• [Work instructions]
Copy all the entries word for word, but omit the pictures.

(Data records)

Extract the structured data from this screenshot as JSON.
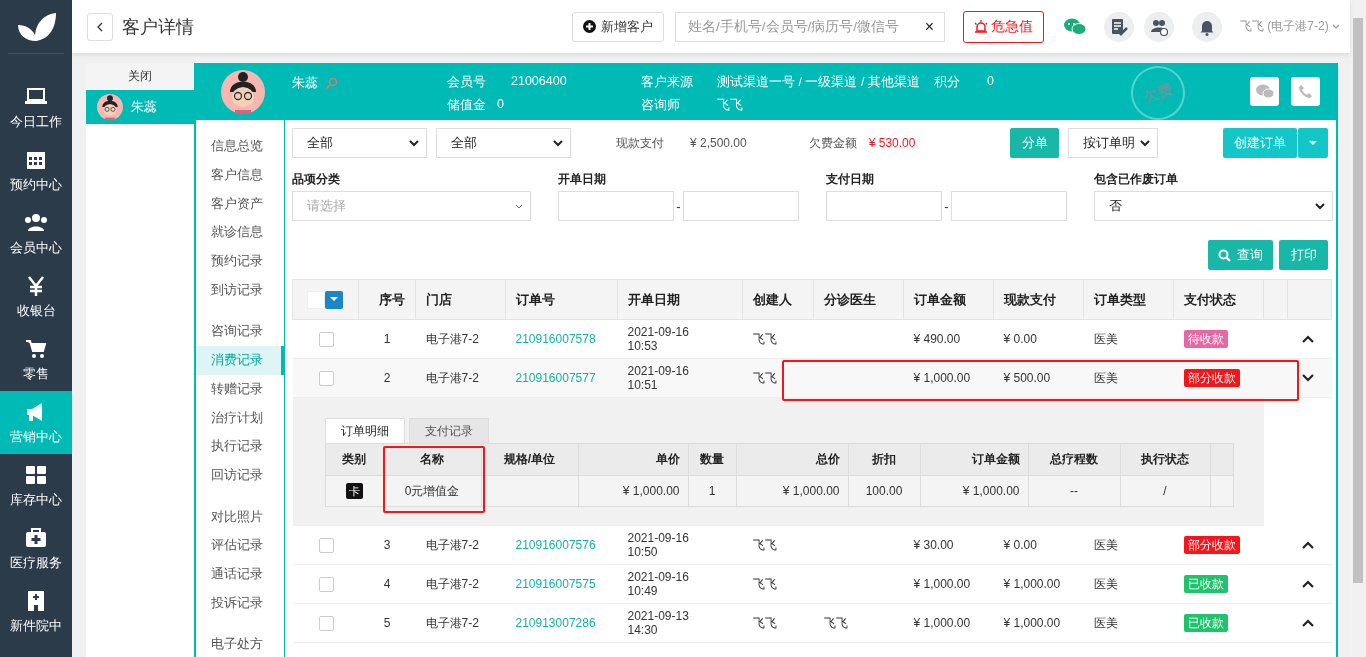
{
  "nav": {
    "items": [
      {
        "label": "今日工作",
        "selected": false
      },
      {
        "label": "预约中心",
        "selected": false
      },
      {
        "label": "会员中心",
        "selected": false
      },
      {
        "label": "收银台",
        "selected": false
      },
      {
        "label": "零售",
        "selected": false
      },
      {
        "label": "营销中心",
        "selected": true
      },
      {
        "label": "库存中心",
        "selected": false
      },
      {
        "label": "医疗服务",
        "selected": false
      },
      {
        "label": "新件院中",
        "selected": false
      }
    ]
  },
  "header": {
    "title": "客户详情",
    "add_button": "新增客户",
    "search": {
      "placeholder": "姓名/手机号/会员号/病历号/微信号",
      "clear": "×"
    },
    "alert_button": "危急值",
    "user": "飞飞 (电子港7-2)"
  },
  "open_tabs": {
    "close": "关闭",
    "items": [
      {
        "name": "朱蕊",
        "selected": true
      }
    ]
  },
  "customer": {
    "name": "朱蕊",
    "stamp": "欠费",
    "fields": [
      {
        "label": "会员号",
        "value": "21006400"
      },
      {
        "label": "储值金",
        "value": "0"
      },
      {
        "label": "客户来源",
        "value": "测试渠道一号 / 一级渠道 / 其他渠道"
      },
      {
        "label": "咨询师",
        "value": "飞飞"
      },
      {
        "label": "积分",
        "value": "0"
      }
    ]
  },
  "subnav": {
    "groups": [
      [
        {
          "label": "信息总览",
          "selected": false
        },
        {
          "label": "客户信息",
          "selected": false
        },
        {
          "label": "客户资产",
          "selected": false
        },
        {
          "label": "就诊信息",
          "selected": false
        },
        {
          "label": "预约记录",
          "selected": false
        },
        {
          "label": "到访记录",
          "selected": false
        }
      ],
      [
        {
          "label": "咨询记录",
          "selected": false
        },
        {
          "label": "消费记录",
          "selected": true
        },
        {
          "label": "转赠记录",
          "selected": false
        },
        {
          "label": "治疗计划",
          "selected": false
        },
        {
          "label": "执行记录",
          "selected": false
        },
        {
          "label": "回访记录",
          "selected": false
        }
      ],
      [
        {
          "label": "对比照片",
          "selected": false
        },
        {
          "label": "评估记录",
          "selected": false
        },
        {
          "label": "通话记录",
          "selected": false
        },
        {
          "label": "投诉记录",
          "selected": false
        }
      ],
      [
        {
          "label": "电子处方",
          "selected": false
        }
      ]
    ]
  },
  "filters": {
    "select_1": "全部",
    "select_2": "全部",
    "cash_label": "现款支付",
    "cash_value": "¥ 2,500.00",
    "arrears_label": "欠费金额",
    "arrears_value": "¥ 530.00",
    "split_button": "分单",
    "mode_select": "按订单明",
    "create_button": "创建订单",
    "category_label": "品项分类",
    "category_placeholder": "请选择",
    "open_date_label": "开单日期",
    "pay_date_label": "支付日期",
    "range_sep": "-",
    "void_label": "包含已作废订单",
    "void_value": "否",
    "query_button": "查询",
    "print_button": "打印"
  },
  "orders": {
    "select_all_checked": false,
    "columns": [
      "序号",
      "门店",
      "订单号",
      "开单日期",
      "创建人",
      "分诊医生",
      "订单金额",
      "现款支付",
      "订单类型",
      "支付状态"
    ],
    "rows": [
      {
        "checked": false,
        "expanded": false,
        "highlighted": false,
        "no": "1",
        "store": "电子港7-2",
        "order_no": "210916007578",
        "date": "2021-09-16 10:53",
        "creator": "飞飞",
        "amount": "¥ 490.00",
        "cash": "¥ 0.00",
        "type": "医美",
        "status": "待收款",
        "color": "#e868a6"
      },
      {
        "checked": false,
        "expanded": true,
        "highlighted": true,
        "no": "2",
        "store": "电子港7-2",
        "order_no": "210916007577",
        "date": "2021-09-16 10:51",
        "creator": "飞飞",
        "amount": "¥ 1,000.00",
        "cash": "¥ 500.00",
        "type": "医美",
        "status": "部分收款",
        "color": "#f5151b"
      },
      {
        "checked": false,
        "expanded": false,
        "highlighted": false,
        "no": "3",
        "store": "电子港7-2",
        "order_no": "210916007576",
        "date": "2021-09-16 10:50",
        "creator": "飞飞",
        "amount": "¥ 30.00",
        "cash": "¥ 0.00",
        "type": "医美",
        "status": "部分收款",
        "color": "#f5151b"
      },
      {
        "checked": false,
        "expanded": false,
        "highlighted": false,
        "no": "4",
        "store": "电子港7-2",
        "order_no": "210916007575",
        "date": "2021-09-16 10:49",
        "creator": "飞飞",
        "amount": "¥ 1,000.00",
        "cash": "¥ 1,000.00",
        "type": "医美",
        "status": "已收款",
        "color": "#1ec46c"
      },
      {
        "checked": false,
        "expanded": false,
        "highlighted": false,
        "no": "5",
        "store": "电子港7-2",
        "order_no": "210913007286",
        "date": "2021-09-13 14:30",
        "creator": "飞飞",
        "triage_doctor": "飞飞",
        "amount": "¥ 1,000.00",
        "cash": "¥ 1,000.00",
        "type": "医美",
        "status": "已收款",
        "color": "#1ec46c"
      }
    ],
    "detail": {
      "tabs": [
        {
          "label": "订单明细",
          "selected": true
        },
        {
          "label": "支付记录",
          "selected": false
        }
      ],
      "columns": [
        {
          "label": "类别",
          "highlighted": false,
          "value": "卡"
        },
        {
          "label": "名称",
          "highlighted": true,
          "value": "0元增值金"
        },
        {
          "label": "规格/单位",
          "highlighted": false
        },
        {
          "label": "单价",
          "highlighted": false,
          "value": "¥ 1,000.00"
        },
        {
          "label": "数量",
          "highlighted": false,
          "value": "1"
        },
        {
          "label": "总价",
          "highlighted": false,
          "value": "¥ 1,000.00"
        },
        {
          "label": "折扣",
          "highlighted": false,
          "value": "100.00"
        },
        {
          "label": "订单金额",
          "highlighted": false,
          "value": "¥ 1,000.00"
        },
        {
          "label": "总疗程数",
          "highlighted": false,
          "value": "--"
        },
        {
          "label": "执行状态",
          "highlighted": false,
          "value": "/"
        }
      ]
    }
  }
}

• [Exercise output]
Extract the structured data from this screenshot as JSON.
{
  "nav": {
    "items": [
      {
        "label": "今日工作",
        "selected": false
      },
      {
        "label": "预约中心",
        "selected": false
      },
      {
        "label": "会员中心",
        "selected": false
      },
      {
        "label": "收银台",
        "selected": false
      },
      {
        "label": "零售",
        "selected": false
      },
      {
        "label": "营销中心",
        "selected": true
      },
      {
        "label": "库存中心",
        "selected": false
      },
      {
        "label": "医疗服务",
        "selected": false
      },
      {
        "label": "新件院中",
        "selected": false
      }
    ]
  },
  "header": {
    "title": "客户详情",
    "add_button": "新增客户",
    "search": {
      "placeholder": "姓名/手机号/会员号/病历号/微信号",
      "clear": "×"
    },
    "alert_button": "危急值",
    "user": "飞飞 (电子港7-2)"
  },
  "open_tabs": {
    "close": "关闭",
    "items": [
      {
        "name": "朱蕊",
        "selected": true
      }
    ]
  },
  "customer": {
    "name": "朱蕊",
    "stamp": "欠费",
    "fields": [
      {
        "label": "会员号",
        "value": "21006400"
      },
      {
        "label": "储值金",
        "value": "0"
      },
      {
        "label": "客户来源",
        "value": "测试渠道一号 / 一级渠道 / 其他渠道"
      },
      {
        "label": "咨询师",
        "value": "飞飞"
      },
      {
        "label": "积分",
        "value": "0"
      }
    ]
  },
  "subnav": {
    "groups": [
      [
        {
          "label": "信息总览",
          "selected": false
        },
        {
          "label": "客户信息",
          "selected": false
        },
        {
          "label": "客户资产",
          "selected": false
        },
        {
          "label": "就诊信息",
          "selected": false
        },
        {
          "label": "预约记录",
          "selected": false
        },
        {
          "label": "到访记录",
          "selected": false
        }
      ],
      [
        {
          "label": "咨询记录",
          "selected": false
        },
        {
          "label": "消费记录",
          "selected": true
        },
        {
          "label": "转赠记录",
          "selected": false
        },
        {
          "label": "治疗计划",
          "selected": false
        },
        {
          "label": "执行记录",
          "selected": false
        },
        {
          "label": "回访记录",
          "selected": false
        }
      ],
      [
        {
          "label": "对比照片",
          "selected": false
        },
        {
          "label": "评估记录",
          "selected": false
        },
        {
          "label": "通话记录",
          "selected": false
        },
        {
          "label": "投诉记录",
          "selected": false
        }
      ],
      [
        {
          "label": "电子处方",
          "selected": false
        }
      ]
    ]
  },
  "filters": {
    "select_1": "全部",
    "select_2": "全部",
    "cash_label": "现款支付",
    "cash_value": "¥ 2,500.00",
    "arrears_label": "欠费金额",
    "arrears_value": "¥ 530.00",
    "split_button": "分单",
    "mode_select": "按订单明",
    "create_button": "创建订单",
    "category_label": "品项分类",
    "category_placeholder": "请选择",
    "open_date_label": "开单日期",
    "pay_date_label": "支付日期",
    "range_sep": "-",
    "void_label": "包含已作废订单",
    "void_value": "否",
    "query_button": "查询",
    "print_button": "打印"
  },
  "orders": {
    "select_all_checked": false,
    "columns": [
      "序号",
      "门店",
      "订单号",
      "开单日期",
      "创建人",
      "分诊医生",
      "订单金额",
      "现款支付",
      "订单类型",
      "支付状态"
    ],
    "rows": [
      {
        "checked": false,
        "expanded": false,
        "highlighted": false,
        "no": "1",
        "store": "电子港7-2",
        "order_no": "210916007578",
        "date": "2021-09-16 10:53",
        "creator": "飞飞",
        "amount": "¥ 490.00",
        "cash": "¥ 0.00",
        "type": "医美",
        "status": "待收款",
        "color": "#e868a6"
      },
      {
        "checked": false,
        "expanded": true,
        "highlighted": true,
        "no": "2",
        "store": "电子港7-2",
        "order_no": "210916007577",
        "date": "2021-09-16 10:51",
        "creator": "飞飞",
        "amount": "¥ 1,000.00",
        "cash": "¥ 500.00",
        "type": "医美",
        "status": "部分收款",
        "color": "#f5151b"
      },
      {
        "checked": false,
        "expanded": false,
        "highlighted": false,
        "no": "3",
        "store": "电子港7-2",
        "order_no": "210916007576",
        "date": "2021-09-16 10:50",
        "creator": "飞飞",
        "amount": "¥ 30.00",
        "cash": "¥ 0.00",
        "type": "医美",
        "status": "部分收款",
        "color": "#f5151b"
      },
      {
        "checked": false,
        "expanded": false,
        "highlighted": false,
        "no": "4",
        "store": "电子港7-2",
        "order_no": "210916007575",
        "date": "2021-09-16 10:49",
        "creator": "飞飞",
        "amount": "¥ 1,000.00",
        "cash": "¥ 1,000.00",
        "type": "医美",
        "status": "已收款",
        "color": "#1ec46c"
      },
      {
        "checked": false,
        "expanded": false,
        "highlighted": false,
        "no": "5",
        "store": "电子港7-2",
        "order_no": "210913007286",
        "date": "2021-09-13 14:30",
        "creator": "飞飞",
        "triage_doctor": "飞飞",
        "amount": "¥ 1,000.00",
        "cash": "¥ 1,000.00",
        "type": "医美",
        "status": "已收款",
        "color": "#1ec46c"
      }
    ],
    "detail": {
      "tabs": [
        {
          "label": "订单明细",
          "selected": true
        },
        {
          "label": "支付记录",
          "selected": false
        }
      ],
      "columns": [
        {
          "label": "类别",
          "highlighted": false,
          "value": "卡"
        },
        {
          "label": "名称",
          "highlighted": true,
          "value": "0元增值金"
        },
        {
          "label": "规格/单位",
          "highlighted": false
        },
        {
          "label": "单价",
          "highlighted": false,
          "value": "¥ 1,000.00"
        },
        {
          "label": "数量",
          "highlighted": false,
          "value": "1"
        },
        {
          "label": "总价",
          "highlighted": false,
          "value": "¥ 1,000.00"
        },
        {
          "label": "折扣",
          "highlighted": false,
          "value": "100.00"
        },
        {
          "label": "订单金额",
          "highlighted": false,
          "value": "¥ 1,000.00"
        },
        {
          "label": "总疗程数",
          "highlighted": false,
          "value": "--"
        },
        {
          "label": "执行状态",
          "highlighted": false,
          "value": "/"
        }
      ]
    }
  }
}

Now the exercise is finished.